• [What you will do] Type out all the records word for word. Any pictures are to be left out.

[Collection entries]
■ ■ ■ ■ ■

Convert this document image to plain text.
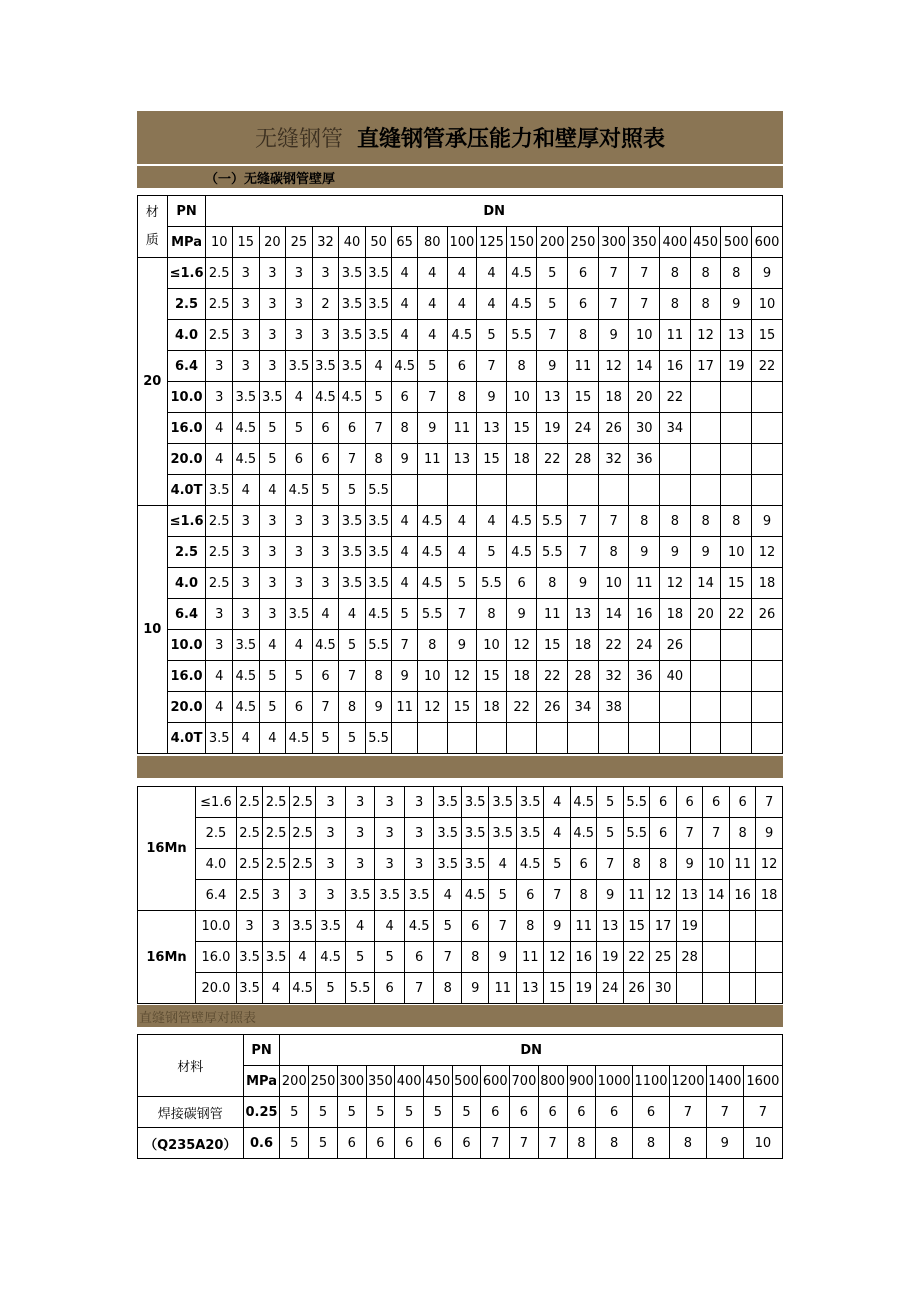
无缝钢管 直缝钢管承压能力和壁厚对照表
（一）无缝碳钢管壁厚
材
质	PN	DN																			
	MPa	10	15	20	25	32	40	50	65	80	100	125	150	200	250	300	350	400	450	500	600
20	≤1.6	2.5	3	3	3	3	3.5	3.5	4	4	4	4	4.5	5	6	7	7	8	8	8	9
	2.5	2.5	3	3	3	2	3.5	3.5	4	4	4	4	4.5	5	6	7	7	8	8	9	10
	4.0	2.5	3	3	3	3	3.5	3.5	4	4	4.5	5	5.5	7	8	9	10	11	12	13	15
	6.4	3	3	3	3.5	3.5	3.5	4	4.5	5	6	7	8	9	11	12	14	16	17	19	22
	10.0	3	3.5	3.5	4	4.5	4.5	5	6	7	8	9	10	13	15	18	20	22			
	16.0	4	4.5	5	5	6	6	7	8	9	11	13	15	19	24	26	30	34			
	20.0	4	4.5	5	6	6	7	8	9	11	13	15	18	22	28	32	36				
	4.0T	3.5	4	4	4.5	5	5	5.5													
10	≤1.6	2.5	3	3	3	3	3.5	3.5	4	4.5	4	4	4.5	5.5	7	7	8	8	8	8	9
	2.5	2.5	3	3	3	3	3.5	3.5	4	4.5	4	5	4.5	5.5	7	8	9	9	9	10	12
	4.0	2.5	3	3	3	3	3.5	3.5	4	4.5	5	5.5	6	8	9	10	11	12	14	15	18
	6.4	3	3	3	3.5	4	4	4.5	5	5.5	7	8	9	11	13	14	16	18	20	22	26
	10.0	3	3.5	4	4	4.5	5	5.5	7	8	9	10	12	15	18	22	24	26			
	16.0	4	4.5	5	5	6	7	8	9	10	12	15	18	22	28	32	36	40			
	20.0	4	4.5	5	6	7	8	9	11	12	15	18	22	26	34	38					
	4.0T	3.5	4	4	4.5	5	5	5.5													
16Mn	≤1.6	2.5	2.5	2.5	3	3	3	3	3.5	3.5	3.5	3.5	4	4.5	5	5.5	6	6	6	6	7
	2.5	2.5	2.5	2.5	3	3	3	3	3.5	3.5	3.5	3.5	4	4.5	5	5.5	6	7	7	8	9
	4.0	2.5	2.5	2.5	3	3	3	3	3.5	3.5	4	4.5	5	6	7	8	8	9	10	11	12
	6.4	2.5	3	3	3	3.5	3.5	3.5	4	4.5	5	6	7	8	9	11	12	13	14	16	18
16Mn	10.0	3	3	3.5	3.5	4	4	4.5	5	6	7	8	9	11	13	15	17	19			
	16.0	3.5	3.5	4	4.5	5	5	6	7	8	9	11	12	16	19	22	25	28			
	20.0	3.5	4	4.5	5	5.5	6	7	8	9	11	13	15	19	24	26	30				
直缝钢管壁厚对照表
材料	PN	DN															
	MPa	200	250	300	350	400	450	500	600	700	800	900	1000	1100	1200	1400	1600
焊接碳钢管	0.25	5	5	5	5	5	5	5	6	6	6	6	6	6	7	7	7
（Q235A20）	0.6	5	5	6	6	6	6	6	7	7	7	8	8	8	8	9	10
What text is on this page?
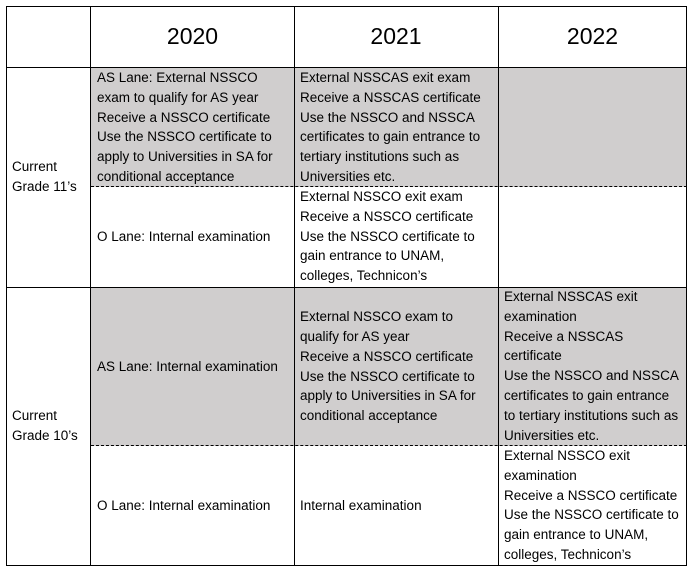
2020	2021	2022
Current
Grade 11’s
AS Lane: External NSSCO
exam to qualify for AS year
Receive a NSSCO certificate
Use the NSSCO certificate to
apply to Universities in SA for
conditional acceptance
External NSSCAS exit exam
Receive a NSSCAS certificate
Use the NSSCO and NSSCA
certificates to gain entrance to
tertiary institutions such as
Universities etc.
O Lane: Internal examination
External NSSCO exit exam
Receive a NSSCO certificate
Use the NSSCO certificate to
gain entrance to UNAM,
colleges, Technicon’s
Current
Grade 10’s
AS Lane: Internal examination
External NSSCO exam to
qualify for AS year
Receive a NSSCO certificate
Use the NSSCO certificate to
apply to Universities in SA for
conditional acceptance
External NSSCAS exit
examination
Receive a NSSCAS
certificate
Use the NSSCO and NSSCA
certificates to gain entrance
to tertiary institutions such as
Universities etc.
O Lane: Internal examination Internal examination
External NSSCO exit
examination
Receive a NSSCO certificate
Use the NSSCO certificate to
gain entrance to UNAM,
colleges, Technicon’s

■ ■ ■ ■ ■

• [Task response]
Convert this document image to plain text.
无缝钢管 直缝钢管承压能力和壁厚对照表
（一）无缝碳钢管壁厚
材
质	PN	DN																			
	MPa	10	15	20	25	32	40	50	65	80	100	125	150	200	250	300	350	400	450	500	600
20	≤1.6	2.5	3	3	3	3	3.5	3.5	4	4	4	4	4.5	5	6	7	7	8	8	8	9
	2.5	2.5	3	3	3	2	3.5	3.5	4	4	4	4	4.5	5	6	7	7	8	8	9	10
	4.0	2.5	3	3	3	3	3.5	3.5	4	4	4.5	5	5.5	7	8	9	10	11	12	13	15
	6.4	3	3	3	3.5	3.5	3.5	4	4.5	5	6	7	8	9	11	12	14	16	17	19	22
	10.0	3	3.5	3.5	4	4.5	4.5	5	6	7	8	9	10	13	15	18	20	22			
	16.0	4	4.5	5	5	6	6	7	8	9	11	13	15	19	24	26	30	34			
	20.0	4	4.5	5	6	6	7	8	9	11	13	15	18	22	28	32	36				
	4.0T	3.5	4	4	4.5	5	5	5.5													
10	≤1.6	2.5	3	3	3	3	3.5	3.5	4	4.5	4	4	4.5	5.5	7	7	8	8	8	8	9
	2.5	2.5	3	3	3	3	3.5	3.5	4	4.5	4	5	4.5	5.5	7	8	9	9	9	10	12
	4.0	2.5	3	3	3	3	3.5	3.5	4	4.5	5	5.5	6	8	9	10	11	12	14	15	18
	6.4	3	3	3	3.5	4	4	4.5	5	5.5	7	8	9	11	13	14	16	18	20	22	26
	10.0	3	3.5	4	4	4.5	5	5.5	7	8	9	10	12	15	18	22	24	26			
	16.0	4	4.5	5	5	6	7	8	9	10	12	15	18	22	28	32	36	40			
	20.0	4	4.5	5	6	7	8	9	11	12	15	18	22	26	34	38					
	4.0T	3.5	4	4	4.5	5	5	5.5													
16Mn	≤1.6	2.5	2.5	2.5	3	3	3	3	3.5	3.5	3.5	3.5	4	4.5	5	5.5	6	6	6	6	7
	2.5	2.5	2.5	2.5	3	3	3	3	3.5	3.5	3.5	3.5	4	4.5	5	5.5	6	7	7	8	9
	4.0	2.5	2.5	2.5	3	3	3	3	3.5	3.5	4	4.5	5	6	7	8	8	9	10	11	12
	6.4	2.5	3	3	3	3.5	3.5	3.5	4	4.5	5	6	7	8	9	11	12	13	14	16	18
16Mn	10.0	3	3	3.5	3.5	4	4	4.5	5	6	7	8	9	11	13	15	17	19			
	16.0	3.5	3.5	4	4.5	5	5	6	7	8	9	11	12	16	19	22	25	28			
	20.0	3.5	4	4.5	5	5.5	6	7	8	9	11	13	15	19	24	26	30				
直缝钢管壁厚对照表
材料	PN	DN															
	MPa	200	250	300	350	400	450	500	600	700	800	900	1000	1100	1200	1400	1600
焊接碳钢管	0.25	5	5	5	5	5	5	5	6	6	6	6	6	6	7	7	7
（Q235A20）	0.6	5	5	6	6	6	6	6	7	7	7	8	8	8	8	9	10
What text is on this page?
2020	2021	2022
Current
Grade 11’s
AS Lane: External NSSCO
exam to qualify for AS year
Receive a NSSCO certificate
Use the NSSCO certificate to
apply to Universities in SA for
conditional acceptance
External NSSCAS exit exam
Receive a NSSCAS certificate
Use the NSSCO and NSSCA
certificates to gain entrance to
tertiary institutions such as
Universities etc.
O Lane: Internal examination
External NSSCO exit exam
Receive a NSSCO certificate
Use the NSSCO certificate to
gain entrance to UNAM,
colleges, Technicon’s
Current
Grade 10’s
AS Lane: Internal examination
External NSSCO exam to
qualify for AS year
Receive a NSSCO certificate
Use the NSSCO certificate to
apply to Universities in SA for
conditional acceptance
External NSSCAS exit
examination
Receive a NSSCAS
certificate
Use the NSSCO and NSSCA
certificates to gain entrance
to tertiary institutions such as
Universities etc.
O Lane: Internal examination Internal examination
External NSSCO exit
examination
Receive a NSSCO certificate
Use the NSSCO certificate to
gain entrance to UNAM,
colleges, Technicon’s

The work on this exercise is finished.